EXTRACTED INFORMATION:

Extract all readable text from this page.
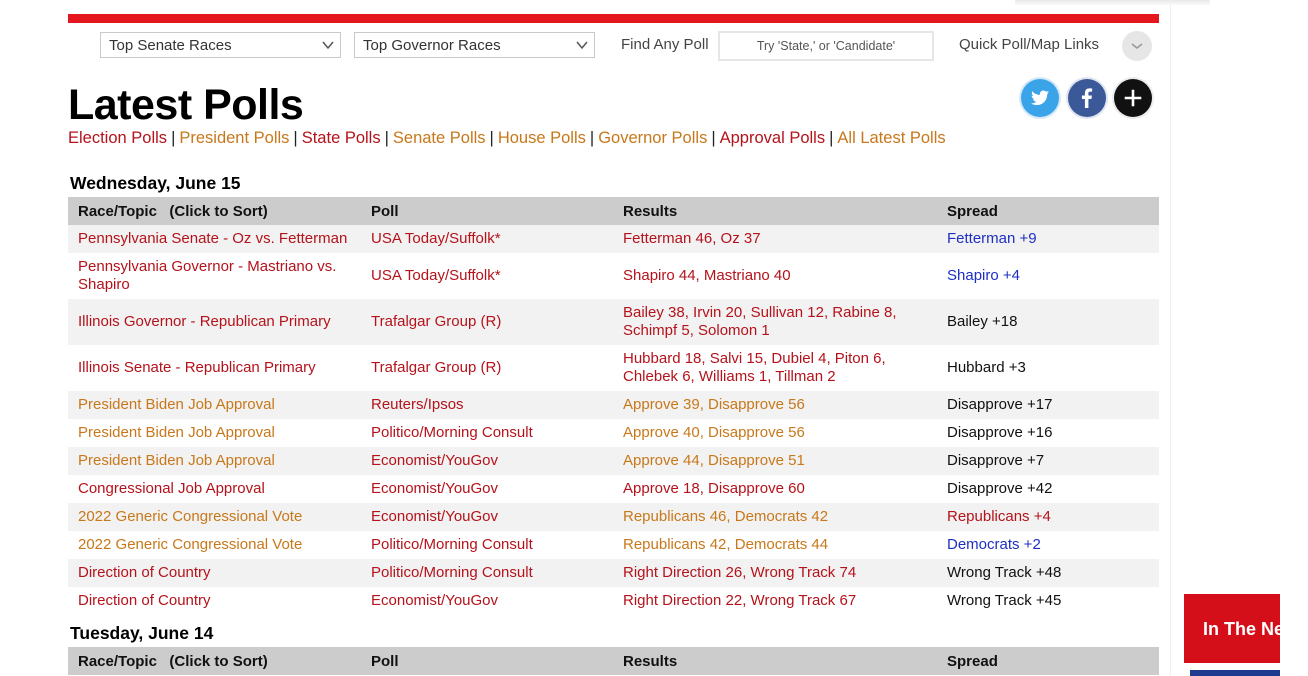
Top Senate Races	Top Governor Races	Find Any Poll
Try 'State,' or 'Candidate'	Quick Poll/Map Links
Latest Polls
Election Polls | President Polls | State Polls | Senate Polls | House Polls | Governor Polls | Approval Polls | All Latest Polls
Wednesday, June 15
Race/Topic   (Click to Sort)	Poll	Results	Spread
Pennsylvania Senate - Oz vs. Fetterman	USA Today/Suffolk*	Fetterman 46, Oz 37	Fetterman +9
Pennsylvania Governor - Mastriano vs. Shapiro	USA Today/Suffolk*	Shapiro 44, Mastriano 40	Shapiro +4
Illinois Governor - Republican Primary	Trafalgar Group (R)	Bailey 38, Irvin 20, Sullivan 12, Rabine 8, Schimpf 5, Solomon 1	Bailey +18
Illinois Senate - Republican Primary	Trafalgar Group (R)	Hubbard 18, Salvi 15, Dubiel 4, Piton 6, Chlebek 6, Williams 1, Tillman 2	Hubbard +3
President Biden Job Approval	Reuters/Ipsos	Approve 39, Disapprove 56	Disapprove +17
President Biden Job Approval	Politico/Morning Consult	Approve 40, Disapprove 56	Disapprove +16
President Biden Job Approval	Economist/YouGov	Approve 44, Disapprove 51	Disapprove +7
Congressional Job Approval	Economist/YouGov	Approve 18, Disapprove 60	Disapprove +42
2022 Generic Congressional Vote	Economist/YouGov	Republicans 46, Democrats 42	Republicans +4
2022 Generic Congressional Vote	Politico/Morning Consult	Republicans 42, Democrats 44	Democrats +2
Direction of Country	Politico/Morning Consult	Right Direction 26, Wrong Track 74	Wrong Track +48
Direction of Country	Economist/YouGov	Right Direction 22, Wrong Track 67	Wrong Track +45
Tuesday, June 14
Race/Topic   (Click to Sort)	Poll	Results	Spread
In The News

INSTRUCTIONS TO FOLLOW: Leave the pictures out and reproduce all of the records exactly.

TASK ANSWER:
Extract all readable text from this page.
Top Senate Races	Top Governor Races	Find Any Poll
Try 'State,' or 'Candidate'	Quick Poll/Map Links
Latest Polls
Election Polls | President Polls | State Polls | Senate Polls | House Polls | Governor Polls | Approval Polls | All Latest Polls
Wednesday, June 15
Race/Topic   (Click to Sort)	Poll	Results	Spread
Pennsylvania Senate - Oz vs. Fetterman	USA Today/Suffolk*	Fetterman 46, Oz 37	Fetterman +9
Pennsylvania Governor - Mastriano vs. Shapiro	USA Today/Suffolk*	Shapiro 44, Mastriano 40	Shapiro +4
Illinois Governor - Republican Primary	Trafalgar Group (R)	Bailey 38, Irvin 20, Sullivan 12, Rabine 8, Schimpf 5, Solomon 1	Bailey +18
Illinois Senate - Republican Primary	Trafalgar Group (R)	Hubbard 18, Salvi 15, Dubiel 4, Piton 6, Chlebek 6, Williams 1, Tillman 2	Hubbard +3
President Biden Job Approval	Reuters/Ipsos	Approve 39, Disapprove 56	Disapprove +17
President Biden Job Approval	Politico/Morning Consult	Approve 40, Disapprove 56	Disapprove +16
President Biden Job Approval	Economist/YouGov	Approve 44, Disapprove 51	Disapprove +7
Congressional Job Approval	Economist/YouGov	Approve 18, Disapprove 60	Disapprove +42
2022 Generic Congressional Vote	Economist/YouGov	Republicans 46, Democrats 42	Republicans +4
2022 Generic Congressional Vote	Politico/Morning Consult	Republicans 42, Democrats 44	Democrats +2
Direction of Country	Politico/Morning Consult	Right Direction 26, Wrong Track 74	Wrong Track +48
Direction of Country	Economist/YouGov	Right Direction 22, Wrong Track 67	Wrong Track +45
Tuesday, June 14
Race/Topic   (Click to Sort)	Poll	Results	Spread
In The News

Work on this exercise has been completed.